▸ Problem description
Keep only the lines of the data below that contain "title", and copy them.

▸ Task inputs
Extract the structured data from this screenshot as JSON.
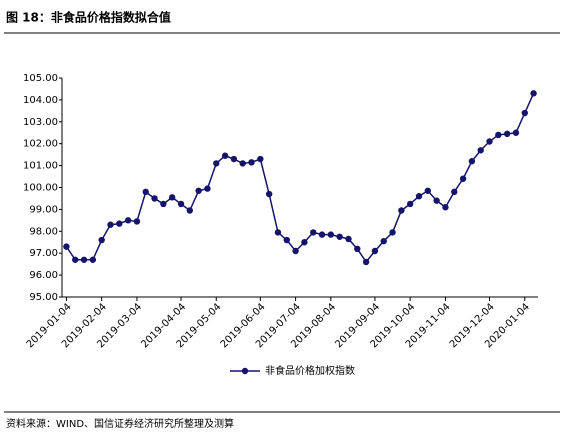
{
  "header": {
    "title": "图 18：非食品价格指数拟合值"
  },
  "chart_data": {
    "type": "line",
    "categories": [
      "2019-01-04",
      null,
      null,
      null,
      "2019-02-04",
      null,
      null,
      null,
      "2019-03-04",
      null,
      null,
      null,
      null,
      "2019-04-04",
      null,
      null,
      null,
      "2019-05-04",
      null,
      null,
      null,
      null,
      "2019-06-04",
      null,
      null,
      null,
      "2019-07-04",
      null,
      null,
      null,
      "2019-08-04",
      null,
      null,
      null,
      null,
      "2019-09-04",
      null,
      null,
      null,
      "2019-10-04",
      null,
      null,
      null,
      "2019-11-04",
      null,
      null,
      null,
      null,
      "2019-12-04",
      null,
      null,
      null,
      "2020-01-04",
      null
    ],
    "series": [
      {
        "name": "非食品价格加权指数",
        "color": "#14146b",
        "values": [
          97.3,
          96.7,
          96.7,
          96.7,
          97.6,
          98.3,
          98.35,
          98.5,
          98.45,
          99.8,
          99.5,
          99.25,
          99.55,
          99.25,
          98.95,
          99.85,
          99.95,
          101.1,
          101.45,
          101.3,
          101.1,
          101.15,
          101.3,
          99.7,
          97.95,
          97.6,
          97.1,
          97.5,
          97.95,
          97.85,
          97.85,
          97.75,
          97.65,
          97.2,
          96.6,
          97.1,
          97.55,
          97.95,
          98.95,
          99.25,
          99.6,
          99.85,
          99.4,
          99.1,
          99.8,
          100.4,
          101.2,
          101.7,
          102.1,
          102.4,
          102.45,
          102.5,
          103.4,
          104.3
        ]
      }
    ],
    "ylim": [
      95,
      105
    ],
    "yticks": [
      {
        "value": 95,
        "label": "95.00"
      },
      {
        "value": 96,
        "label": "96.00"
      },
      {
        "value": 97,
        "label": "97.00"
      },
      {
        "value": 98,
        "label": "98.00"
      },
      {
        "value": 99,
        "label": "99.00"
      },
      {
        "value": 100,
        "label": "100.00"
      },
      {
        "value": 101,
        "label": "101.00"
      },
      {
        "value": 102,
        "label": "102.00"
      },
      {
        "value": 103,
        "label": "103.00"
      },
      {
        "value": 104,
        "label": "104.00"
      },
      {
        "value": 105,
        "label": "105.00"
      }
    ],
    "legend": "bottom"
  },
  "footer": {
    "source": "资料来源：WIND、国信证券经济研究所整理及测算"
  }
}
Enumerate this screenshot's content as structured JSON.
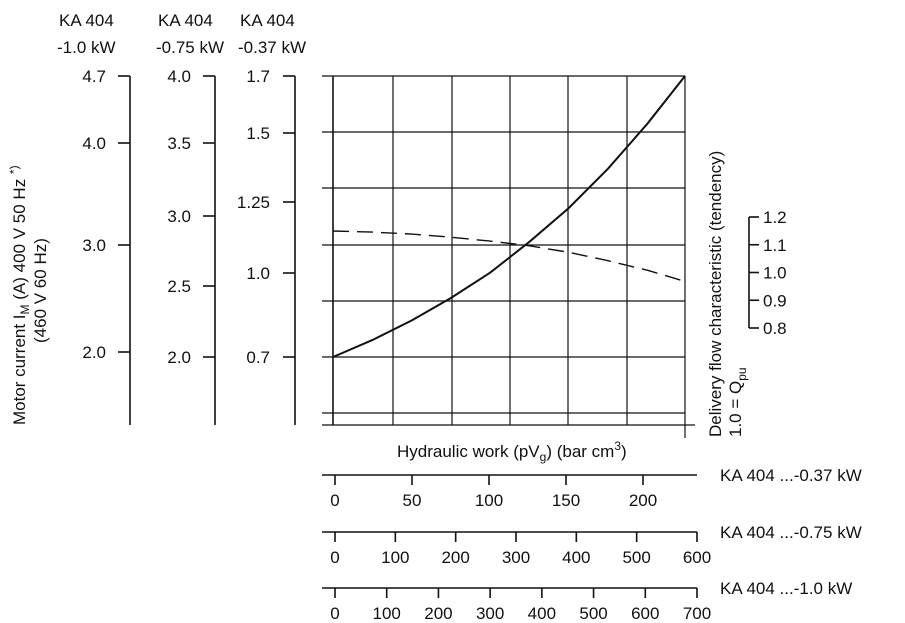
{
  "chart_data": {
    "type": "line",
    "title": "",
    "xlabel": "Hydraulic work (pV₉) (bar cm³)",
    "xlabel_parts": {
      "before": "Hydraulic work (pV",
      "sub": "g",
      "after": ") (bar cm",
      "sup": "3",
      "end": ")"
    },
    "ylabel_left": {
      "line1_before": "Motor current I",
      "line1_sub": "M",
      "line1_after": " (A) 400 V 50 Hz ",
      "line1_sup": "*)",
      "line2": "(460 V 60 Hz)"
    },
    "ylabel_right": {
      "line1": "Delivery flow characteristic (tendency)",
      "line2_before": "1.0 = Q",
      "line2_sub": "pu"
    },
    "x_axes": [
      {
        "name": "KA 404 ...-0.37 kW",
        "ticks": [
          "0",
          "50",
          "100",
          "150",
          "200"
        ],
        "tick_values": [
          0,
          50,
          100,
          150,
          200
        ],
        "range": [
          0,
          224
        ]
      },
      {
        "name": "KA 404 ...-0.75 kW",
        "ticks": [
          "0",
          "100",
          "200",
          "300",
          "400",
          "500",
          "600"
        ],
        "tick_values": [
          0,
          100,
          200,
          300,
          400,
          500,
          600
        ],
        "range": [
          0,
          580
        ]
      },
      {
        "name": "KA 404 ...-1.0 kW",
        "ticks": [
          "0",
          "100",
          "200",
          "300",
          "400",
          "500",
          "600",
          "700"
        ],
        "tick_values": [
          0,
          100,
          200,
          300,
          400,
          500,
          600,
          700
        ],
        "range": [
          0,
          690
        ]
      }
    ],
    "y_axes_left": [
      {
        "header": [
          "KA 404",
          "-1.0 kW"
        ],
        "ticks": [
          "4.7",
          "4.0",
          "3.0",
          "2.0"
        ],
        "tick_values": [
          4.7,
          4.0,
          3.0,
          2.0
        ]
      },
      {
        "header": [
          "KA 404",
          "-0.75 kW"
        ],
        "ticks": [
          "4.0",
          "3.5",
          "3.0",
          "2.5",
          "2.0"
        ],
        "tick_values": [
          4.0,
          3.5,
          3.0,
          2.5,
          2.0
        ]
      },
      {
        "header": [
          "KA 404",
          "-0.37 kW"
        ],
        "ticks": [
          "1.7",
          "1.5",
          "1.25",
          "1.0",
          "0.7"
        ],
        "tick_values": [
          1.7,
          1.5,
          1.25,
          1.0,
          0.7
        ]
      }
    ],
    "y_axis_right": {
      "ticks": [
        "1.2",
        "1.1",
        "1.0",
        "0.9",
        "0.8"
      ],
      "tick_values": [
        1.2,
        1.1,
        1.0,
        0.9,
        0.8
      ]
    },
    "grid": true,
    "series": [
      {
        "style": "solid",
        "axis": "motor current (KA 404 -0.37 kW scale)",
        "x": [
          0,
          25,
          50,
          75,
          100,
          125,
          150,
          175,
          200,
          224
        ],
        "y": [
          0.7,
          0.76,
          0.83,
          0.91,
          1.0,
          1.11,
          1.23,
          1.37,
          1.53,
          1.7
        ]
      },
      {
        "style": "dashed",
        "axis": "delivery flow characteristic",
        "x": [
          0,
          25,
          50,
          75,
          100,
          125,
          150,
          175,
          200,
          224
        ],
        "y": [
          1.15,
          1.146,
          1.139,
          1.128,
          1.114,
          1.097,
          1.074,
          1.044,
          1.01,
          0.97
        ]
      }
    ]
  }
}
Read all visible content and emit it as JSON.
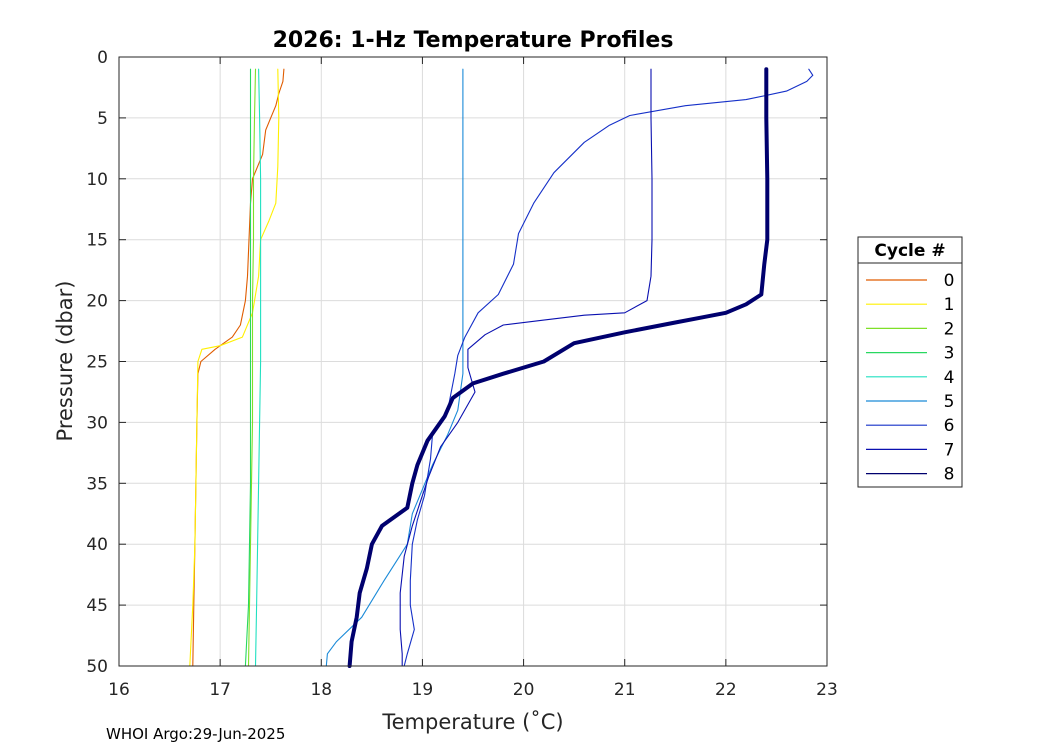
{
  "chart_data": {
    "type": "line",
    "title": "2026: 1-Hz Temperature Profiles",
    "xlabel": "Temperature (˚C)",
    "ylabel": "Pressure (dbar)",
    "xlim": [
      16,
      23
    ],
    "ylim": [
      0,
      50
    ],
    "y_reversed": true,
    "grid": true,
    "xticks": [
      16,
      17,
      18,
      19,
      20,
      21,
      22,
      23
    ],
    "yticks": [
      0,
      5,
      10,
      15,
      20,
      25,
      30,
      35,
      40,
      45,
      50
    ],
    "legend": {
      "title": "Cycle #",
      "placement": "outside-right"
    },
    "series": [
      {
        "name": "0",
        "color": "#e05c00",
        "points": [
          [
            17.63,
            1
          ],
          [
            17.62,
            2
          ],
          [
            17.58,
            3
          ],
          [
            17.55,
            4
          ],
          [
            17.5,
            5
          ],
          [
            17.45,
            6
          ],
          [
            17.42,
            8
          ],
          [
            17.32,
            10
          ],
          [
            17.3,
            12
          ],
          [
            17.29,
            14
          ],
          [
            17.28,
            16
          ],
          [
            17.27,
            18
          ],
          [
            17.25,
            20
          ],
          [
            17.2,
            22
          ],
          [
            17.12,
            23
          ],
          [
            16.95,
            24
          ],
          [
            16.81,
            25
          ],
          [
            16.78,
            26
          ],
          [
            16.77,
            30
          ],
          [
            16.76,
            35
          ],
          [
            16.75,
            40
          ],
          [
            16.74,
            45
          ],
          [
            16.73,
            50
          ]
        ]
      },
      {
        "name": "1",
        "color": "#fff000",
        "points": [
          [
            17.57,
            1
          ],
          [
            17.58,
            5
          ],
          [
            17.57,
            9
          ],
          [
            17.55,
            12
          ],
          [
            17.48,
            13.5
          ],
          [
            17.4,
            15
          ],
          [
            17.38,
            18
          ],
          [
            17.32,
            21
          ],
          [
            17.22,
            23
          ],
          [
            17.0,
            23.7
          ],
          [
            16.82,
            24
          ],
          [
            16.78,
            25
          ],
          [
            16.77,
            30
          ],
          [
            16.76,
            35
          ],
          [
            16.75,
            40
          ],
          [
            16.73,
            45
          ],
          [
            16.7,
            50
          ]
        ]
      },
      {
        "name": "2",
        "color": "#7fe028",
        "points": [
          [
            17.35,
            1
          ],
          [
            17.34,
            5
          ],
          [
            17.33,
            10
          ],
          [
            17.33,
            15
          ],
          [
            17.32,
            20
          ],
          [
            17.32,
            25
          ],
          [
            17.32,
            30
          ],
          [
            17.31,
            35
          ],
          [
            17.3,
            40
          ],
          [
            17.29,
            45
          ],
          [
            17.28,
            50
          ]
        ]
      },
      {
        "name": "3",
        "color": "#28d860",
        "points": [
          [
            17.3,
            1
          ],
          [
            17.3,
            5
          ],
          [
            17.3,
            10
          ],
          [
            17.3,
            15
          ],
          [
            17.3,
            20
          ],
          [
            17.3,
            25
          ],
          [
            17.3,
            30
          ],
          [
            17.3,
            35
          ],
          [
            17.29,
            40
          ],
          [
            17.28,
            45
          ],
          [
            17.25,
            50
          ]
        ]
      },
      {
        "name": "4",
        "color": "#20e0c0",
        "points": [
          [
            17.38,
            1
          ],
          [
            17.39,
            5
          ],
          [
            17.4,
            10
          ],
          [
            17.4,
            15
          ],
          [
            17.4,
            20
          ],
          [
            17.4,
            25
          ],
          [
            17.39,
            30
          ],
          [
            17.38,
            35
          ],
          [
            17.37,
            40
          ],
          [
            17.36,
            45
          ],
          [
            17.35,
            50
          ]
        ]
      },
      {
        "name": "5",
        "color": "#1a8ad8",
        "points": [
          [
            19.4,
            1
          ],
          [
            19.4,
            5
          ],
          [
            19.4,
            10
          ],
          [
            19.4,
            15
          ],
          [
            19.4,
            20
          ],
          [
            19.4,
            26
          ],
          [
            19.35,
            29
          ],
          [
            19.25,
            31
          ],
          [
            19.1,
            33.5
          ],
          [
            19.0,
            35.5
          ],
          [
            18.9,
            37.5
          ],
          [
            18.85,
            40
          ],
          [
            18.62,
            43
          ],
          [
            18.4,
            46
          ],
          [
            18.15,
            48
          ],
          [
            18.06,
            49
          ],
          [
            18.05,
            50
          ]
        ]
      },
      {
        "name": "6",
        "color": "#1530c8",
        "points": [
          [
            22.82,
            1
          ],
          [
            22.86,
            1.5
          ],
          [
            22.8,
            2
          ],
          [
            22.6,
            2.8
          ],
          [
            22.2,
            3.5
          ],
          [
            21.6,
            4
          ],
          [
            21.05,
            4.8
          ],
          [
            20.85,
            5.6
          ],
          [
            20.6,
            7
          ],
          [
            20.3,
            9.5
          ],
          [
            20.1,
            12
          ],
          [
            19.95,
            14.5
          ],
          [
            19.9,
            17
          ],
          [
            19.75,
            19.5
          ],
          [
            19.55,
            21
          ],
          [
            19.42,
            23
          ],
          [
            19.35,
            24.5
          ],
          [
            19.32,
            26
          ],
          [
            19.25,
            29
          ],
          [
            19.1,
            31
          ],
          [
            19.08,
            33
          ],
          [
            19.02,
            36
          ],
          [
            18.95,
            38
          ],
          [
            18.9,
            40
          ],
          [
            18.88,
            43
          ],
          [
            18.88,
            45
          ],
          [
            18.92,
            47
          ],
          [
            18.85,
            49
          ],
          [
            18.82,
            50
          ]
        ]
      },
      {
        "name": "7",
        "color": "#0a10b0",
        "points": [
          [
            21.26,
            1
          ],
          [
            21.26,
            5
          ],
          [
            21.27,
            10
          ],
          [
            21.27,
            15
          ],
          [
            21.26,
            18
          ],
          [
            21.22,
            20
          ],
          [
            21.0,
            21
          ],
          [
            20.6,
            21.2
          ],
          [
            20.2,
            21.6
          ],
          [
            19.8,
            22
          ],
          [
            19.62,
            22.8
          ],
          [
            19.45,
            24
          ],
          [
            19.45,
            25.5
          ],
          [
            19.52,
            27.5
          ],
          [
            19.35,
            30
          ],
          [
            19.18,
            32
          ],
          [
            19.06,
            34.5
          ],
          [
            18.98,
            36.5
          ],
          [
            18.9,
            38.5
          ],
          [
            18.82,
            41
          ],
          [
            18.78,
            44
          ],
          [
            18.78,
            47
          ],
          [
            18.8,
            49
          ],
          [
            18.8,
            50
          ]
        ]
      },
      {
        "name": "8",
        "color": "#00006e",
        "points": [
          [
            22.4,
            1
          ],
          [
            22.4,
            5
          ],
          [
            22.41,
            10
          ],
          [
            22.41,
            15
          ],
          [
            22.38,
            17
          ],
          [
            22.35,
            19.5
          ],
          [
            22.2,
            20.3
          ],
          [
            22.0,
            21
          ],
          [
            21.75,
            21.4
          ],
          [
            21.5,
            21.8
          ],
          [
            21.0,
            22.6
          ],
          [
            20.5,
            23.5
          ],
          [
            20.2,
            25
          ],
          [
            19.8,
            26
          ],
          [
            19.5,
            26.8
          ],
          [
            19.3,
            28
          ],
          [
            19.22,
            29.5
          ],
          [
            19.05,
            31.5
          ],
          [
            18.95,
            33.5
          ],
          [
            18.9,
            35
          ],
          [
            18.85,
            37
          ],
          [
            18.6,
            38.5
          ],
          [
            18.5,
            40
          ],
          [
            18.45,
            42
          ],
          [
            18.38,
            44
          ],
          [
            18.35,
            46
          ],
          [
            18.3,
            48
          ],
          [
            18.28,
            50
          ]
        ]
      }
    ]
  },
  "footer": {
    "text": "WHOI Argo:29-Jun-2025"
  }
}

▸ Output for this task
    "title": "图 18：非食品价格指数拟合值"
    "title": "",
    "title": "2026: 1-Hz Temperature Profiles",
      "title": "Cycle #",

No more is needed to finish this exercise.